## INSTRUCTIONS TO FOLLOW
Reproduce word for word every line from the one containing "Patent image size: (765, 1378)." to the end of the records.

-- DATA FOR PROCESSING start --

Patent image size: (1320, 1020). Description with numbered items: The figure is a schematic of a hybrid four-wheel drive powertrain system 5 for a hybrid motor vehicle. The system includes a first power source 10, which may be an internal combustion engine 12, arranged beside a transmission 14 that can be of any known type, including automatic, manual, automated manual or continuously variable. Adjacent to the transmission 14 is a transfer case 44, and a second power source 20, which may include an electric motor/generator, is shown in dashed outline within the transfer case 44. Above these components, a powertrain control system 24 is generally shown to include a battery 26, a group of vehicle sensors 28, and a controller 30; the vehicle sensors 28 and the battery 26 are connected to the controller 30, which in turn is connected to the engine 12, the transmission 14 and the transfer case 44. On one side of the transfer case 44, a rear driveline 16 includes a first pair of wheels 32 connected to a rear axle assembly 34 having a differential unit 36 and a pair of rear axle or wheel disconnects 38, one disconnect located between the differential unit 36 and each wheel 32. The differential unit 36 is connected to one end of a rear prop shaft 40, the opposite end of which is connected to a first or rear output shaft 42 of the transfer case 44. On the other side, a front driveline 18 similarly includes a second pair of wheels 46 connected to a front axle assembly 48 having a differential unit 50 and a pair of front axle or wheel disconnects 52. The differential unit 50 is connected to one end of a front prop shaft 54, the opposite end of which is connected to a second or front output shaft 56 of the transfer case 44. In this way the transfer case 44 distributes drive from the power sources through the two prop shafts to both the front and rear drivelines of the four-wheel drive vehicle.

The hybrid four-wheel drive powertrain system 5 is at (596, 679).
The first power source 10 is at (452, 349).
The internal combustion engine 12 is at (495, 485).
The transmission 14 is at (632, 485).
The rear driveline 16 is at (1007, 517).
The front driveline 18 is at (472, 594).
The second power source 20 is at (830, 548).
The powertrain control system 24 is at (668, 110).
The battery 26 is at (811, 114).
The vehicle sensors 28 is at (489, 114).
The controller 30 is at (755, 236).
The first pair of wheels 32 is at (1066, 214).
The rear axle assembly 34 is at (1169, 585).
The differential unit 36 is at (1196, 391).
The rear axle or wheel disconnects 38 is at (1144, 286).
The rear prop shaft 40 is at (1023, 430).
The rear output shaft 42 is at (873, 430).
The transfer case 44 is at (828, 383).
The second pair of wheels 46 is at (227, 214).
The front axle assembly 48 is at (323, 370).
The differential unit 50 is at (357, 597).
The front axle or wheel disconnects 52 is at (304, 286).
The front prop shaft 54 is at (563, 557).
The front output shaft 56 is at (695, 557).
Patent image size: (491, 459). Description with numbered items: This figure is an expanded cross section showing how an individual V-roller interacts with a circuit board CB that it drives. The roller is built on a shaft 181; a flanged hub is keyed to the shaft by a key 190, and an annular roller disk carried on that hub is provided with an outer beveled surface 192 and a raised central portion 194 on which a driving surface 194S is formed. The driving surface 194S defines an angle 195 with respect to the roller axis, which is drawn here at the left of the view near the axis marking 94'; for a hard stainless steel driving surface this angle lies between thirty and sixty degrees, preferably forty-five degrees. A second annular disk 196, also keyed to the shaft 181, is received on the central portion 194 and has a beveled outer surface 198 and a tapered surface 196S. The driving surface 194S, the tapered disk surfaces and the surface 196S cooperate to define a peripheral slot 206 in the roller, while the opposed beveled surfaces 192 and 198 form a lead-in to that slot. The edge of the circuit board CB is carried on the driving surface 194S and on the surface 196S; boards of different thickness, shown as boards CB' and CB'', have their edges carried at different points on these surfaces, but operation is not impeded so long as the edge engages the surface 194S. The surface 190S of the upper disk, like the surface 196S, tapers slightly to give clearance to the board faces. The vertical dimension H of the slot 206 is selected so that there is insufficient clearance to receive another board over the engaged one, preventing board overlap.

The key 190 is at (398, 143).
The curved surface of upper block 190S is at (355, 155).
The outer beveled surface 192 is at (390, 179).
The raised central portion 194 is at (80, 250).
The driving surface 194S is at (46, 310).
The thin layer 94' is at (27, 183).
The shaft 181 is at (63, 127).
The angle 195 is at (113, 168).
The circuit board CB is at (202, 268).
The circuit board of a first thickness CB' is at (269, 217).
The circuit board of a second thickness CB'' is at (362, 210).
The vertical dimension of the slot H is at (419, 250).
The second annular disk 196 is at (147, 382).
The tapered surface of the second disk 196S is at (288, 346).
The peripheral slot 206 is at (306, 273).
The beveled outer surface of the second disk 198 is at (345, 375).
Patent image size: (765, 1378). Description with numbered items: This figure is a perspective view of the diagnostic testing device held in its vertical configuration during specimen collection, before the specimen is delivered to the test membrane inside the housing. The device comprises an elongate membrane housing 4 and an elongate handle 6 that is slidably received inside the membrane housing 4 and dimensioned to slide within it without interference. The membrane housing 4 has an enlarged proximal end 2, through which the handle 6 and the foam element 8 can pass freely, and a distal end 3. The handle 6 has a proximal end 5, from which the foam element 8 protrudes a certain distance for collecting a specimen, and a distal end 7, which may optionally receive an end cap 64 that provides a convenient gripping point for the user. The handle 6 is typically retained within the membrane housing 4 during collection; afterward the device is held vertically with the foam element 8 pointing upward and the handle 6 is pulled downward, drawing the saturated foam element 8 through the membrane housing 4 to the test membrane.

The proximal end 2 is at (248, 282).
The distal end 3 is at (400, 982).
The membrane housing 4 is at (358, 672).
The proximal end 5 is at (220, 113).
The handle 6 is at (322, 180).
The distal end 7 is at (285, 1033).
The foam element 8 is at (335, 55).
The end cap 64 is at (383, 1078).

-- DATA FOR PROCESSING end --

## EXERCISE SOLUTION
Patent image size: (765, 1378). Description with numbered items: This figure is a perspective view of the diagnostic testing device held in its vertical configuration during specimen collection, before the specimen is delivered to the test membrane inside the housing. The device comprises an elongate membrane housing 4 and an elongate handle 6 that is slidably received inside the membrane housing 4 and dimensioned to slide within it without interference. The membrane housing 4 has an enlarged proximal end 2, through which the handle 6 and the foam element 8 can pass freely, and a distal end 3. The handle 6 has a proximal end 5, from which the foam element 8 protrudes a certain distance for collecting a specimen, and a distal end 7, which may optionally receive an end cap 64 that provides a convenient gripping point for the user. The handle 6 is typically retained within the membrane housing 4 during collection; afterward the device is held vertically with the foam element 8 pointing upward and the handle 6 is pulled downward, drawing the saturated foam element 8 through the membrane housing 4 to the test membrane.

The proximal end 2 is at (248, 282).
The distal end 3 is at (400, 982).
The membrane housing 4 is at (358, 672).
The proximal end 5 is at (220, 113).
The handle 6 is at (322, 180).
The distal end 7 is at (285, 1033).
The foam element 8 is at (335, 55).
The end cap 64 is at (383, 1078).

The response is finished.